• WHAT IS REQUIRED
Without the images, write out the whole listing exactly.

— Begin —

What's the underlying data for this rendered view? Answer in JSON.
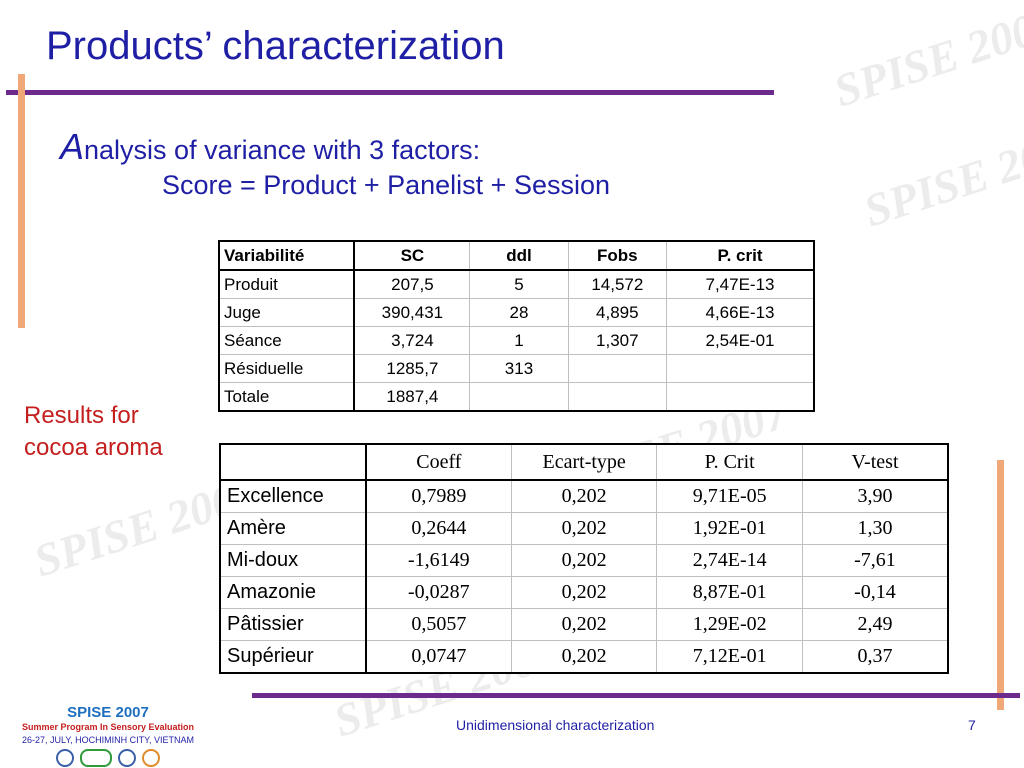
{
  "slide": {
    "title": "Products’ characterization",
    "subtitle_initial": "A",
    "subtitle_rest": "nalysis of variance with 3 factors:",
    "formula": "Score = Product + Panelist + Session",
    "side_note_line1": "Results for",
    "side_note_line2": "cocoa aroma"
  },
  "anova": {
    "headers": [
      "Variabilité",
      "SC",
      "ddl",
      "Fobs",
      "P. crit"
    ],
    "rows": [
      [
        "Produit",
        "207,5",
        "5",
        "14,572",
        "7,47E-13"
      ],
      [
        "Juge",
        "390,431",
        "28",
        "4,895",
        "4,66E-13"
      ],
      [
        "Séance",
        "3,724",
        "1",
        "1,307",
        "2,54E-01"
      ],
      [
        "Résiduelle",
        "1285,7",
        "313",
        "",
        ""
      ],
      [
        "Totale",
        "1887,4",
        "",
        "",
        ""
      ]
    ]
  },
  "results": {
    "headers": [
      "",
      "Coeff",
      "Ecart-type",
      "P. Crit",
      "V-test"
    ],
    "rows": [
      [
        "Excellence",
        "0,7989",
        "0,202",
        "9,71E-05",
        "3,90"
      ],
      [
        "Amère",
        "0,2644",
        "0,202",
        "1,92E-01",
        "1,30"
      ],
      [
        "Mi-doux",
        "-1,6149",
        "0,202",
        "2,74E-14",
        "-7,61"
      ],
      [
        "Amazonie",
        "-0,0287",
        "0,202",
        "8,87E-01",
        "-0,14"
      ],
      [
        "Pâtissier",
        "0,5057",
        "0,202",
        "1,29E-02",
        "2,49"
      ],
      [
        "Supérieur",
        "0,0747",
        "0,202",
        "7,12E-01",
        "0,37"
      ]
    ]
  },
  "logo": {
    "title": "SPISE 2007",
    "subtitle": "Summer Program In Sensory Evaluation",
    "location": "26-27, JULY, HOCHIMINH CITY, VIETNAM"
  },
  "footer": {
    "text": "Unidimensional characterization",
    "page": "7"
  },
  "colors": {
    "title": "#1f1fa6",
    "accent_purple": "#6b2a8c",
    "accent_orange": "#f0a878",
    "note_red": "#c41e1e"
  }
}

— End —

• REPLY TO THE EXERCISE
What's the underlying data for this rendered view? Answer in JSON.
{
  "slide": {
    "title": "Products’ characterization",
    "subtitle_initial": "A",
    "subtitle_rest": "nalysis of variance with 3 factors:",
    "formula": "Score = Product + Panelist + Session",
    "side_note_line1": "Results for",
    "side_note_line2": "cocoa aroma"
  },
  "anova": {
    "headers": [
      "Variabilité",
      "SC",
      "ddl",
      "Fobs",
      "P. crit"
    ],
    "rows": [
      [
        "Produit",
        "207,5",
        "5",
        "14,572",
        "7,47E-13"
      ],
      [
        "Juge",
        "390,431",
        "28",
        "4,895",
        "4,66E-13"
      ],
      [
        "Séance",
        "3,724",
        "1",
        "1,307",
        "2,54E-01"
      ],
      [
        "Résiduelle",
        "1285,7",
        "313",
        "",
        ""
      ],
      [
        "Totale",
        "1887,4",
        "",
        "",
        ""
      ]
    ]
  },
  "results": {
    "headers": [
      "",
      "Coeff",
      "Ecart-type",
      "P. Crit",
      "V-test"
    ],
    "rows": [
      [
        "Excellence",
        "0,7989",
        "0,202",
        "9,71E-05",
        "3,90"
      ],
      [
        "Amère",
        "0,2644",
        "0,202",
        "1,92E-01",
        "1,30"
      ],
      [
        "Mi-doux",
        "-1,6149",
        "0,202",
        "2,74E-14",
        "-7,61"
      ],
      [
        "Amazonie",
        "-0,0287",
        "0,202",
        "8,87E-01",
        "-0,14"
      ],
      [
        "Pâtissier",
        "0,5057",
        "0,202",
        "1,29E-02",
        "2,49"
      ],
      [
        "Supérieur",
        "0,0747",
        "0,202",
        "7,12E-01",
        "0,37"
      ]
    ]
  },
  "logo": {
    "title": "SPISE 2007",
    "subtitle": "Summer Program In Sensory Evaluation",
    "location": "26-27, JULY, HOCHIMINH CITY, VIETNAM"
  },
  "footer": {
    "text": "Unidimensional characterization",
    "page": "7"
  },
  "colors": {
    "title": "#1f1fa6",
    "accent_purple": "#6b2a8c",
    "accent_orange": "#f0a878",
    "note_red": "#c41e1e"
  }
}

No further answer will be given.